>> begin DATASET ENTRIES
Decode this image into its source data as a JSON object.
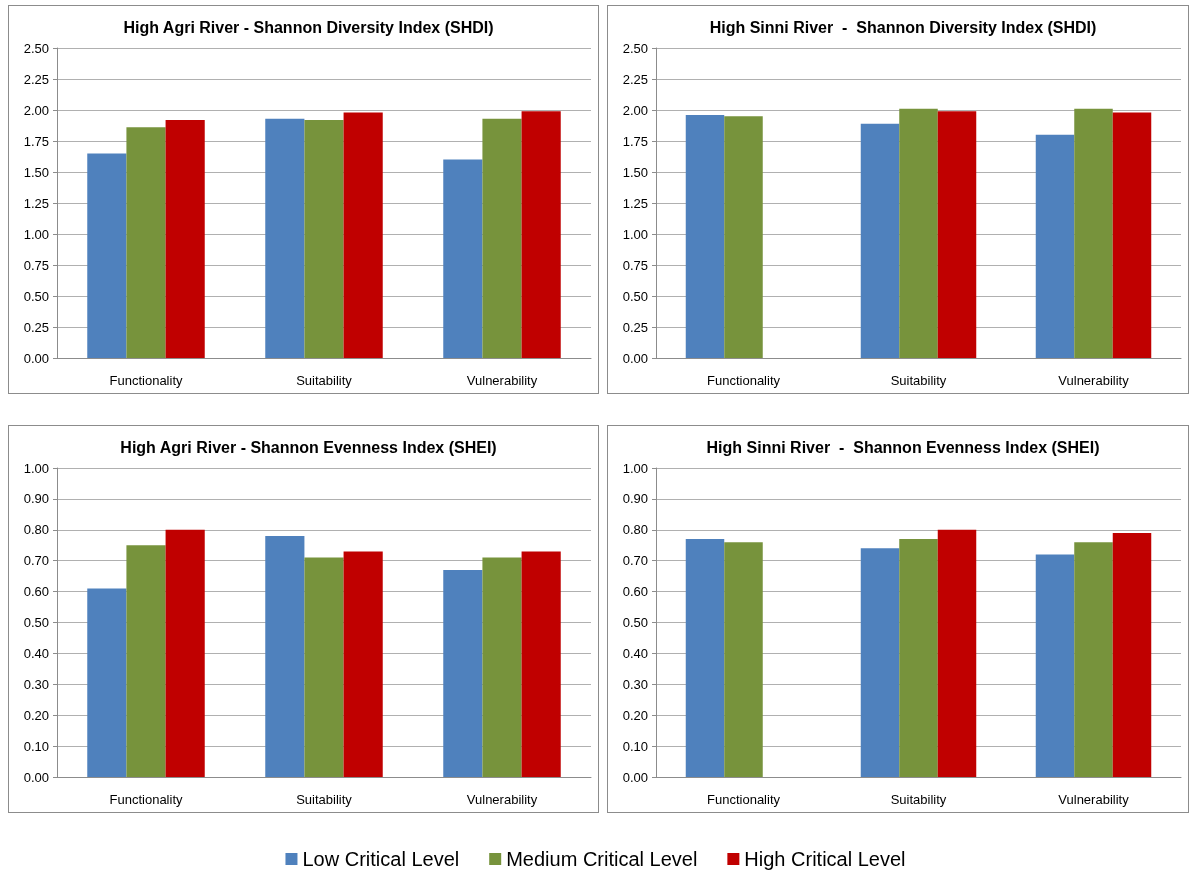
{
  "chart_data": [
    {
      "type": "bar",
      "title": "High Agri River - Shannon Diversity Index (SHDI)",
      "categories": [
        "Functionality",
        "Suitability",
        "Vulnerability"
      ],
      "series": [
        {
          "color": "#4f81bd",
          "values": [
            1.65,
            1.93,
            1.6
          ]
        },
        {
          "color": "#77933c",
          "values": [
            1.86,
            1.92,
            1.93
          ]
        },
        {
          "color": "#c00000",
          "values": [
            1.92,
            1.98,
            1.99
          ]
        }
      ],
      "ylim": [
        0,
        2.5
      ],
      "yticks": [
        {
          "value": 0,
          "label": "0.00"
        },
        {
          "value": 0.25,
          "label": "0.25"
        },
        {
          "value": 0.5,
          "label": "0.50"
        },
        {
          "value": 0.75,
          "label": "0.75"
        },
        {
          "value": 1,
          "label": "1.00"
        },
        {
          "value": 1.25,
          "label": "1.25"
        },
        {
          "value": 1.5,
          "label": "1.50"
        },
        {
          "value": 1.75,
          "label": "1.75"
        },
        {
          "value": 2,
          "label": "2.00"
        },
        {
          "value": 2.25,
          "label": "2.25"
        },
        {
          "value": 2.5,
          "label": "2.50"
        }
      ],
      "grid": "y",
      "legend": false
    },
    {
      "type": "bar",
      "title": "High Sinni River  -  Shannon Diversity Index (SHDI)",
      "categories": [
        "Functionality",
        "Suitability",
        "Vulnerability"
      ],
      "series": [
        {
          "color": "#4f81bd",
          "values": [
            1.96,
            1.89,
            1.8
          ]
        },
        {
          "color": "#77933c",
          "values": [
            1.95,
            2.01,
            2.01
          ]
        },
        {
          "color": "#c00000",
          "values": [
            null,
            1.99,
            1.98
          ]
        }
      ],
      "ylim": [
        0,
        2.5
      ],
      "yticks": [
        {
          "value": 0,
          "label": "0.00"
        },
        {
          "value": 0.25,
          "label": "0.25"
        },
        {
          "value": 0.5,
          "label": "0.50"
        },
        {
          "value": 0.75,
          "label": "0.75"
        },
        {
          "value": 1,
          "label": "1.00"
        },
        {
          "value": 1.25,
          "label": "1.25"
        },
        {
          "value": 1.5,
          "label": "1.50"
        },
        {
          "value": 1.75,
          "label": "1.75"
        },
        {
          "value": 2,
          "label": "2.00"
        },
        {
          "value": 2.25,
          "label": "2.25"
        },
        {
          "value": 2.5,
          "label": "2.50"
        }
      ],
      "grid": "y",
      "legend": false
    },
    {
      "type": "bar",
      "title": "High Agri River - Shannon Evenness Index (SHEI)",
      "categories": [
        "Functionality",
        "Suitability",
        "Vulnerability"
      ],
      "series": [
        {
          "name": "Low Critical Level",
          "color": "#4f81bd",
          "values": [
            0.61,
            0.78,
            0.67
          ]
        },
        {
          "name": "Medium Critical Level",
          "color": "#77933c",
          "values": [
            0.75,
            0.71,
            0.71
          ]
        },
        {
          "name": "High Critical Level",
          "color": "#c00000",
          "values": [
            0.8,
            0.73,
            0.73
          ]
        }
      ],
      "ylim": [
        0,
        1
      ],
      "yticks": [
        {
          "value": 0,
          "label": "0.00"
        },
        {
          "value": 0.1,
          "label": "0.10"
        },
        {
          "value": 0.2,
          "label": "0.20"
        },
        {
          "value": 0.3,
          "label": "0.30"
        },
        {
          "value": 0.4,
          "label": "0.40"
        },
        {
          "value": 0.5,
          "label": "0.50"
        },
        {
          "value": 0.6,
          "label": "0.60"
        },
        {
          "value": 0.7,
          "label": "0.70"
        },
        {
          "value": 0.8,
          "label": "0.80"
        },
        {
          "value": 0.9,
          "label": "0.90"
        },
        {
          "value": 1,
          "label": "1.00"
        }
      ],
      "grid": "y",
      "legend": "bottom"
    },
    {
      "type": "bar",
      "title": "High Sinni River  -  Shannon Evenness Index (SHEI)",
      "categories": [
        "Functionality",
        "Suitability",
        "Vulnerability"
      ],
      "series": [
        {
          "color": "#4f81bd",
          "values": [
            0.77,
            0.74,
            0.72
          ]
        },
        {
          "color": "#77933c",
          "values": [
            0.76,
            0.77,
            0.76
          ]
        },
        {
          "color": "#c00000",
          "values": [
            null,
            0.8,
            0.79
          ]
        }
      ],
      "ylim": [
        0,
        1
      ],
      "yticks": [
        {
          "value": 0,
          "label": "0.00"
        },
        {
          "value": 0.1,
          "label": "0.10"
        },
        {
          "value": 0.2,
          "label": "0.20"
        },
        {
          "value": 0.3,
          "label": "0.30"
        },
        {
          "value": 0.4,
          "label": "0.40"
        },
        {
          "value": 0.5,
          "label": "0.50"
        },
        {
          "value": 0.6,
          "label": "0.60"
        },
        {
          "value": 0.7,
          "label": "0.70"
        },
        {
          "value": 0.8,
          "label": "0.80"
        },
        {
          "value": 0.9,
          "label": "0.90"
        },
        {
          "value": 1,
          "label": "1.00"
        }
      ],
      "grid": "y",
      "legend": false
    }
  ]
}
>> end DATASET ENTRIES
* _STATED TASK_
Identify which lines contain the word "High" and copy each one.

* _PROBLEM SOLUTION_
      "title": "High Agri River - Shannon Diversity Index (SHDI)",
      "title": "High Sinni River  -  Shannon Diversity Index (SHDI)",
      "title": "High Agri River - Shannon Evenness Index (SHEI)",
          "name": "High Critical Level",
      "title": "High Sinni River  -  Shannon Evenness Index (SHEI)",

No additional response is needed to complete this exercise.